Repeat every record below exactly, omitting any pictures.

___ RECORDS PROVIDED

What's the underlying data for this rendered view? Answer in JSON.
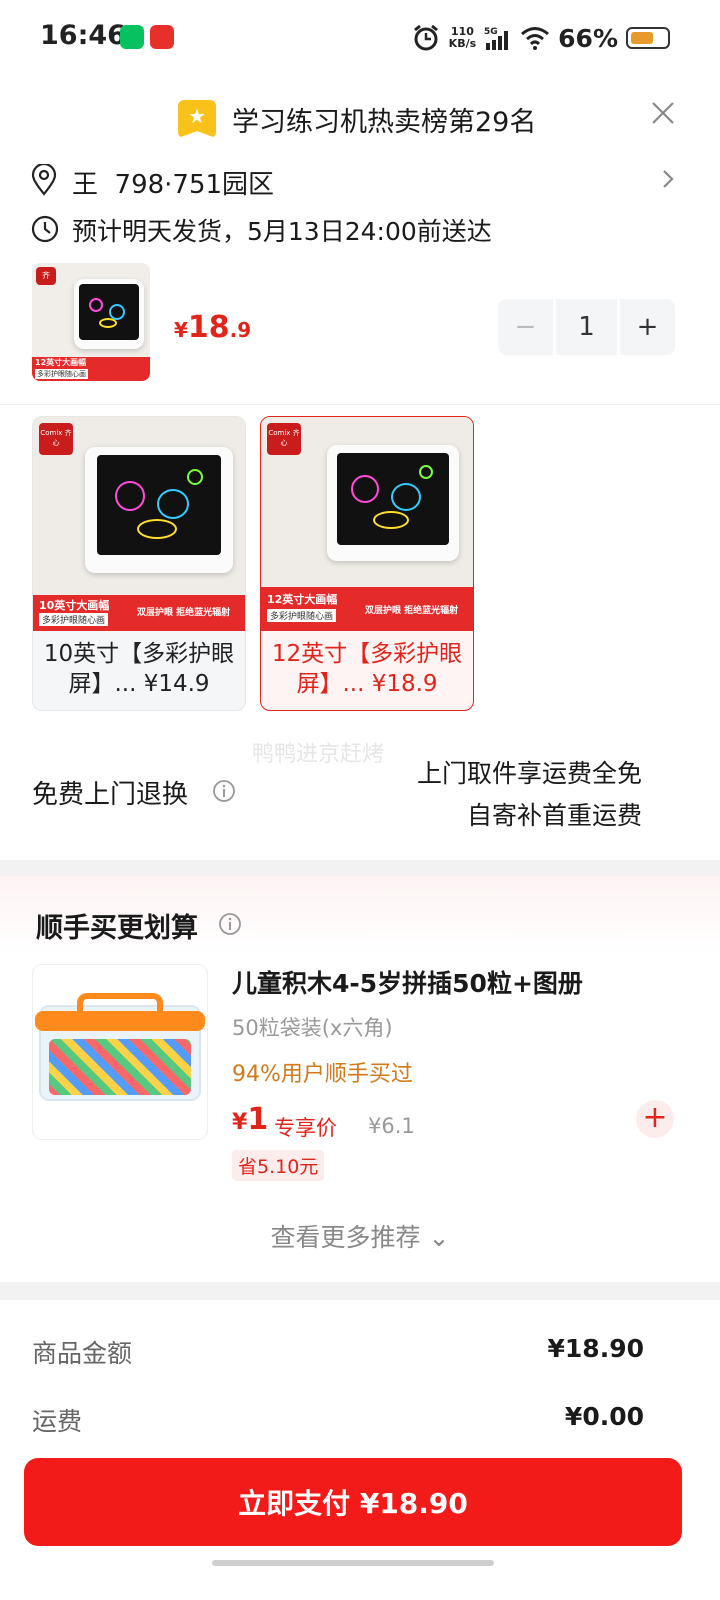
{
  "status_bar": {
    "time": "16:46",
    "net_speed_value": "110",
    "net_speed_unit": "KB/s",
    "network": "5G",
    "battery_percent": "66%",
    "battery_level": 0.66
  },
  "header": {
    "rank_text": "学习练习机热卖榜第29名"
  },
  "address": {
    "text": "王  798·751园区"
  },
  "delivery": {
    "text": "预计明天发货，5月13日24:00前送达"
  },
  "selected": {
    "price_currency": "¥",
    "price_int": "18",
    "price_dec": ".9",
    "quantity": "1",
    "thumb_tag": "12英寸大画幅",
    "thumb_sub": "多彩护眼随心画"
  },
  "variants": [
    {
      "label": "10英寸【多彩护眼屏】... ¥14.9",
      "banner_title": "10英寸大画幅",
      "banner_sub": "多彩护眼随心画",
      "banner_right": "双层护眼 拒绝蓝光辐射",
      "brand": "Comix 齐心"
    },
    {
      "label": "12英寸【多彩护眼屏】... ¥18.9",
      "banner_title": "12英寸大画幅",
      "banner_sub": "多彩护眼随心画",
      "banner_right": "双层护眼 拒绝蓝光辐射",
      "brand": "Comix 齐心"
    }
  ],
  "watermark": "鸭鸭进京赶烤",
  "returns": {
    "title": "免费上门退换",
    "line1": "上门取件享运费全免",
    "line2": "自寄补首重运费"
  },
  "recommendation": {
    "title": "顺手买更划算",
    "item": {
      "name": "儿童积木4-5岁拼插50粒+图册",
      "spec": "50粒袋装(x六角)",
      "tag": "94%用户顺手买过",
      "price_currency": "¥",
      "price": "1",
      "price_label": "专享价",
      "original_price": "¥6.1",
      "saving": "省5.10元"
    },
    "more": "查看更多推荐 ⌄"
  },
  "summary": {
    "goods_label": "商品金额",
    "goods_value": "¥18.90",
    "shipping_label": "运费",
    "shipping_value": "¥0.00"
  },
  "pay_button": "立即支付 ¥18.90",
  "colors": {
    "accent_red": "#e1251b",
    "pay_button": "#f31a1a",
    "tag_orange": "#d27a1a",
    "rank_badge": "#f9c21a"
  },
  "icons": [
    "location-pin-icon",
    "clock-icon",
    "close-icon",
    "chevron-right-icon",
    "info-icon",
    "plus-icon",
    "minus-icon",
    "star-badge-icon",
    "wifi-icon",
    "signal-icon",
    "alarm-icon",
    "battery-icon"
  ]
}
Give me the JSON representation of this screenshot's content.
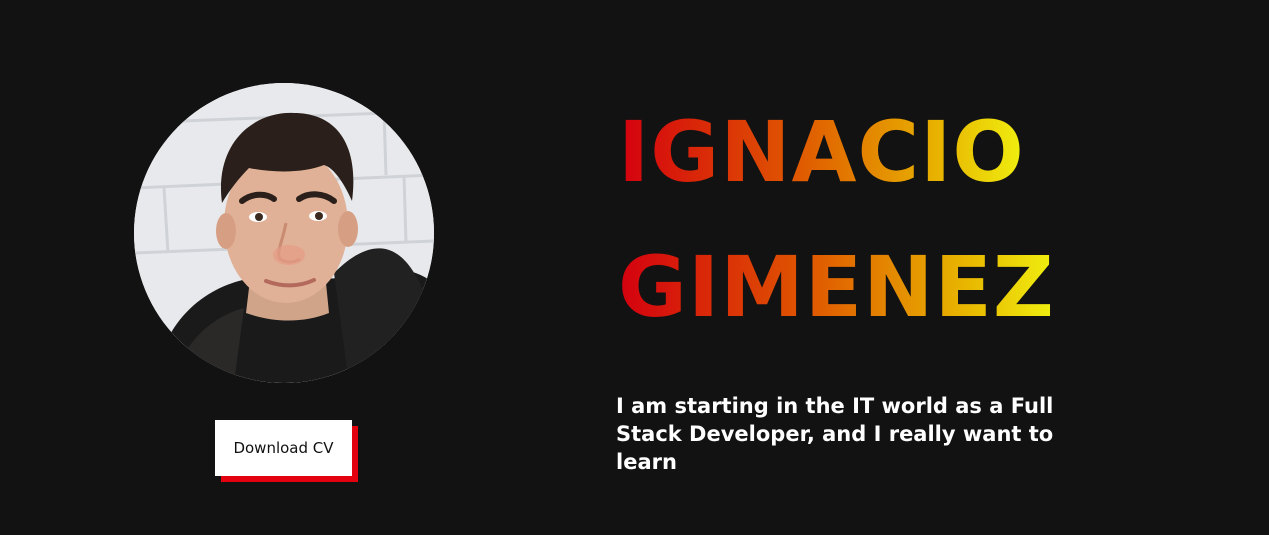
{
  "profile": {
    "photo_alt": "profile-photo",
    "first_name": "IGNACIO",
    "last_name": "GIMENEZ",
    "tagline": "I am starting in the IT world as a Full Stack Developer, and I really want to learn"
  },
  "actions": {
    "download_cv_label": "Download CV"
  },
  "colors": {
    "background": "#121212",
    "accent_red": "#e3000f",
    "gradient_start": "#d4000f",
    "gradient_end": "#f0f010",
    "text": "#ffffff"
  }
}
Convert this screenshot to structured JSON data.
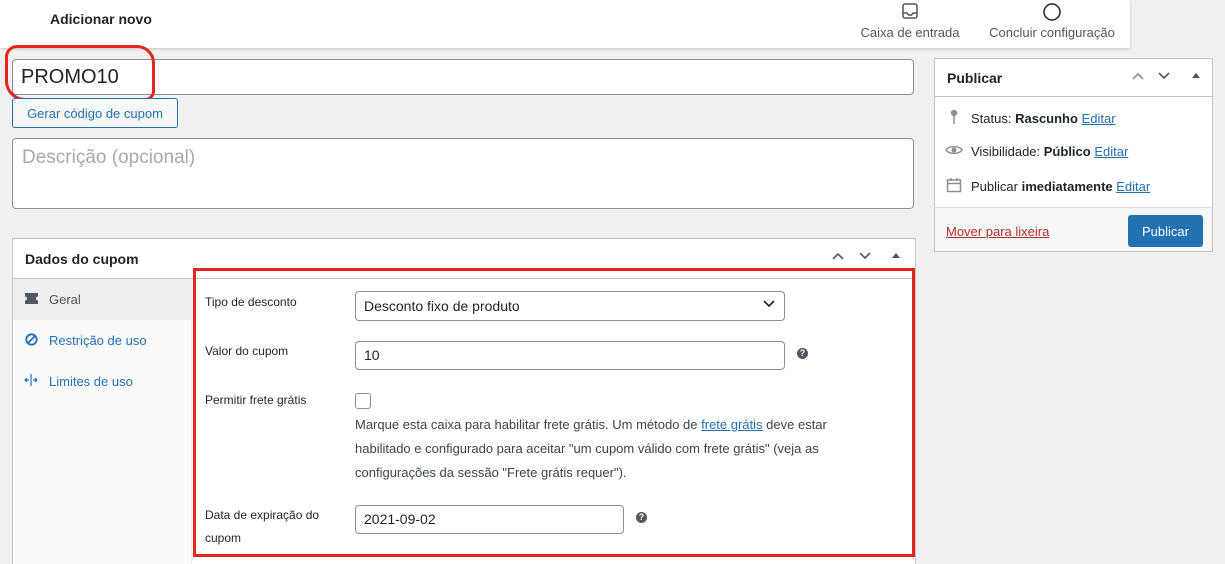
{
  "topbar": {
    "title": "Adicionar novo",
    "inbox_label": "Caixa de entrada",
    "finish_label": "Concluir configuração"
  },
  "coupon": {
    "code_value": "PROMO10",
    "generate_button": "Gerar código de cupom",
    "description_placeholder": "Descrição (opcional)"
  },
  "coupon_data": {
    "title": "Dados do cupom",
    "tabs": [
      {
        "label": "Geral",
        "icon": "ticket-icon"
      },
      {
        "label": "Restrição de uso",
        "icon": "block-icon"
      },
      {
        "label": "Limites de uso",
        "icon": "arrows-icon"
      }
    ],
    "fields": {
      "discount_type_label": "Tipo de desconto",
      "discount_type_value": "Desconto fixo de produto",
      "amount_label": "Valor do cupom",
      "amount_value": "10",
      "free_shipping_label": "Permitir frete grátis",
      "free_shipping_note_before": "Marque esta caixa para habilitar frete grátis. Um método de ",
      "free_shipping_link": "frete grátis",
      "free_shipping_note_after": " deve estar habilitado e configurado para aceitar \"um cupom válido com frete grátis\" (veja as configurações da sessão \"Frete grátis requer\").",
      "expiry_label": "Data de expiração do cupom",
      "expiry_value": "2021-09-02"
    }
  },
  "publish": {
    "title": "Publicar",
    "status_label": "Status:",
    "status_value": "Rascunho",
    "visibility_label": "Visibilidade:",
    "visibility_value": "Público",
    "schedule_label": "Publicar",
    "schedule_value": "imediatamente",
    "edit_link": "Editar",
    "trash_link": "Mover para lixeira",
    "publish_button": "Publicar"
  },
  "colors": {
    "accent": "#2271b1",
    "annotation_red": "#e5261c",
    "trash_red": "#b32d2e"
  }
}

______

*COMPLETED TASK*:
What's the underlying data for this rendered view? Answer in JSON.
{
  "status_bar": {
    "time": "16:46",
    "net_speed_value": "110",
    "net_speed_unit": "KB/s",
    "network": "5G",
    "battery_percent": "66%",
    "battery_level": 0.66
  },
  "header": {
    "rank_text": "学习练习机热卖榜第29名"
  },
  "address": {
    "text": "王  798·751园区"
  },
  "delivery": {
    "text": "预计明天发货，5月13日24:00前送达"
  },
  "selected": {
    "price_currency": "¥",
    "price_int": "18",
    "price_dec": ".9",
    "quantity": "1",
    "thumb_tag": "12英寸大画幅",
    "thumb_sub": "多彩护眼随心画"
  },
  "variants": [
    {
      "label": "10英寸【多彩护眼屏】... ¥14.9",
      "banner_title": "10英寸大画幅",
      "banner_sub": "多彩护眼随心画",
      "banner_right": "双层护眼 拒绝蓝光辐射",
      "brand": "Comix 齐心"
    },
    {
      "label": "12英寸【多彩护眼屏】... ¥18.9",
      "banner_title": "12英寸大画幅",
      "banner_sub": "多彩护眼随心画",
      "banner_right": "双层护眼 拒绝蓝光辐射",
      "brand": "Comix 齐心"
    }
  ],
  "watermark": "鸭鸭进京赶烤",
  "returns": {
    "title": "免费上门退换",
    "line1": "上门取件享运费全免",
    "line2": "自寄补首重运费"
  },
  "recommendation": {
    "title": "顺手买更划算",
    "item": {
      "name": "儿童积木4-5岁拼插50粒+图册",
      "spec": "50粒袋装(x六角)",
      "tag": "94%用户顺手买过",
      "price_currency": "¥",
      "price": "1",
      "price_label": "专享价",
      "original_price": "¥6.1",
      "saving": "省5.10元"
    },
    "more": "查看更多推荐 ⌄"
  },
  "summary": {
    "goods_label": "商品金额",
    "goods_value": "¥18.90",
    "shipping_label": "运费",
    "shipping_value": "¥0.00"
  },
  "pay_button": "立即支付 ¥18.90",
  "colors": {
    "accent_red": "#e1251b",
    "pay_button": "#f31a1a",
    "tag_orange": "#d27a1a",
    "rank_badge": "#f9c21a"
  },
  "icons": [
    "location-pin-icon",
    "clock-icon",
    "close-icon",
    "chevron-right-icon",
    "info-icon",
    "plus-icon",
    "minus-icon",
    "star-badge-icon",
    "wifi-icon",
    "signal-icon",
    "alarm-icon",
    "battery-icon"
  ]
}
Give me the JSON representation of this screenshot's content.
{
  "profile": {
    "photo_alt": "profile-photo",
    "first_name": "IGNACIO",
    "last_name": "GIMENEZ",
    "tagline": "I am starting in the IT world as a Full Stack Developer, and I really want to learn"
  },
  "actions": {
    "download_cv_label": "Download CV"
  },
  "colors": {
    "background": "#121212",
    "accent_red": "#e3000f",
    "gradient_start": "#d4000f",
    "gradient_end": "#f0f010",
    "text": "#ffffff"
  }
}
Convert this screenshot to structured JSON data.
{
  "topbar": {
    "title": "Adicionar novo",
    "inbox_label": "Caixa de entrada",
    "finish_label": "Concluir configuração"
  },
  "coupon": {
    "code_value": "PROMO10",
    "generate_button": "Gerar código de cupom",
    "description_placeholder": "Descrição (opcional)"
  },
  "coupon_data": {
    "title": "Dados do cupom",
    "tabs": [
      {
        "label": "Geral",
        "icon": "ticket-icon"
      },
      {
        "label": "Restrição de uso",
        "icon": "block-icon"
      },
      {
        "label": "Limites de uso",
        "icon": "arrows-icon"
      }
    ],
    "fields": {
      "discount_type_label": "Tipo de desconto",
      "discount_type_value": "Desconto fixo de produto",
      "amount_label": "Valor do cupom",
      "amount_value": "10",
      "free_shipping_label": "Permitir frete grátis",
      "free_shipping_note_before": "Marque esta caixa para habilitar frete grátis. Um método de ",
      "free_shipping_link": "frete grátis",
      "free_shipping_note_after": " deve estar habilitado e configurado para aceitar \"um cupom válido com frete grátis\" (veja as configurações da sessão \"Frete grátis requer\").",
      "expiry_label": "Data de expiração do cupom",
      "expiry_value": "2021-09-02"
    }
  },
  "publish": {
    "title": "Publicar",
    "status_label": "Status:",
    "status_value": "Rascunho",
    "visibility_label": "Visibilidade:",
    "visibility_value": "Público",
    "schedule_label": "Publicar",
    "schedule_value": "imediatamente",
    "edit_link": "Editar",
    "trash_link": "Mover para lixeira",
    "publish_button": "Publicar"
  },
  "colors": {
    "accent": "#2271b1",
    "annotation_red": "#e5261c",
    "trash_red": "#b32d2e"
  }
}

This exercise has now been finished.